* _EXERCISE PROMPT_
Copy every line from the material below that holds "квалификации".

— BEGIN —

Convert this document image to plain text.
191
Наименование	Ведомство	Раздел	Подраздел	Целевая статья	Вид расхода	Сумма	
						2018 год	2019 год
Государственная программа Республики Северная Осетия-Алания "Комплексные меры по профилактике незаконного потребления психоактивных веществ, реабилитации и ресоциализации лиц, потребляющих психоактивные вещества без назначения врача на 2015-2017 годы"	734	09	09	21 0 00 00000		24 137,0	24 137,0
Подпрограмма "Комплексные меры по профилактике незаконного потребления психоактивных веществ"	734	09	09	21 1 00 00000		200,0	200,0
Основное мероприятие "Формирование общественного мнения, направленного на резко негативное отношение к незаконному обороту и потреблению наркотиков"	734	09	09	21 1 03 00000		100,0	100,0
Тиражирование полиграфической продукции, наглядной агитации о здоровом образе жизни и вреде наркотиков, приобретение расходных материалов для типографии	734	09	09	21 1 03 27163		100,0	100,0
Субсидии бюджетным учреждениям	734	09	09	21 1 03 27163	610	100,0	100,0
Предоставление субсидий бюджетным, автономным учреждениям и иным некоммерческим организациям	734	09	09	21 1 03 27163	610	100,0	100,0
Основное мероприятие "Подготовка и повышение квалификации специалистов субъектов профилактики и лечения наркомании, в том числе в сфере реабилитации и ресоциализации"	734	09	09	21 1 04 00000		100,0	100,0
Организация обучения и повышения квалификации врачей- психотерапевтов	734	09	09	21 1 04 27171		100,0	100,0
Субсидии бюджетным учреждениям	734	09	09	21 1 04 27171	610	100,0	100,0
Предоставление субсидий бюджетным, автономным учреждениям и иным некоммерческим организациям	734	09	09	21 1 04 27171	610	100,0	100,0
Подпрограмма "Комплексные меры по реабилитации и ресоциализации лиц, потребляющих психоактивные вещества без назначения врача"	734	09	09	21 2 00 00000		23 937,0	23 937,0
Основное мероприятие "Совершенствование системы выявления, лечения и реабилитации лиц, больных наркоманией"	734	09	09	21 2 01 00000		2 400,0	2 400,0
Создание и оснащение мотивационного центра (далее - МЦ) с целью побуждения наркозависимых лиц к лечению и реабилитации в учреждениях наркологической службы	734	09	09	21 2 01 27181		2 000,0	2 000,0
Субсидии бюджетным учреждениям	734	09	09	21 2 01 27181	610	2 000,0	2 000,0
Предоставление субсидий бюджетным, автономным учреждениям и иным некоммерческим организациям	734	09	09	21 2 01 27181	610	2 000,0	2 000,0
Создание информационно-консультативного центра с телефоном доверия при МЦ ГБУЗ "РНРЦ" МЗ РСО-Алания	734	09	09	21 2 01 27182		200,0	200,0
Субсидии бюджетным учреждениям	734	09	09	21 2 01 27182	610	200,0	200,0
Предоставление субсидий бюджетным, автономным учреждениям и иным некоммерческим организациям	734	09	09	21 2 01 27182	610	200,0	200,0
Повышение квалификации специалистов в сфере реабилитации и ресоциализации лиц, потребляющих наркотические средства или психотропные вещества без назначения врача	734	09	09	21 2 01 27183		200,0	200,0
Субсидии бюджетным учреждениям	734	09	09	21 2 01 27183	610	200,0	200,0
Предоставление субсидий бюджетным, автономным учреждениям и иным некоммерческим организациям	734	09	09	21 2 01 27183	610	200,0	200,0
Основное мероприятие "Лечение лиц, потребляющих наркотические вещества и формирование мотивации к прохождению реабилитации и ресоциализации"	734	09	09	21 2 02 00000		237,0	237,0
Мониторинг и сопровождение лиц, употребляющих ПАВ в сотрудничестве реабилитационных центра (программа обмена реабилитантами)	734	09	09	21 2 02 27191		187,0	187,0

— END —

* _FULL ANSWER_
Основное мероприятие "Подготовка и повышение квалификации специалистов субъектов профилактики и лечения наркомании, в том числе в сфере реабилитации и ресоциализации"	734	09	09	21 1 04 00000		100,0	100,0
Организация обучения и повышения квалификации врачей- психотерапевтов	734	09	09	21 1 04 27171		100,0	100,0
Повышение квалификации специалистов в сфере реабилитации и ресоциализации лиц, потребляющих наркотические средства или психотропные вещества без назначения врача	734	09	09	21 2 01 27183		200,0	200,0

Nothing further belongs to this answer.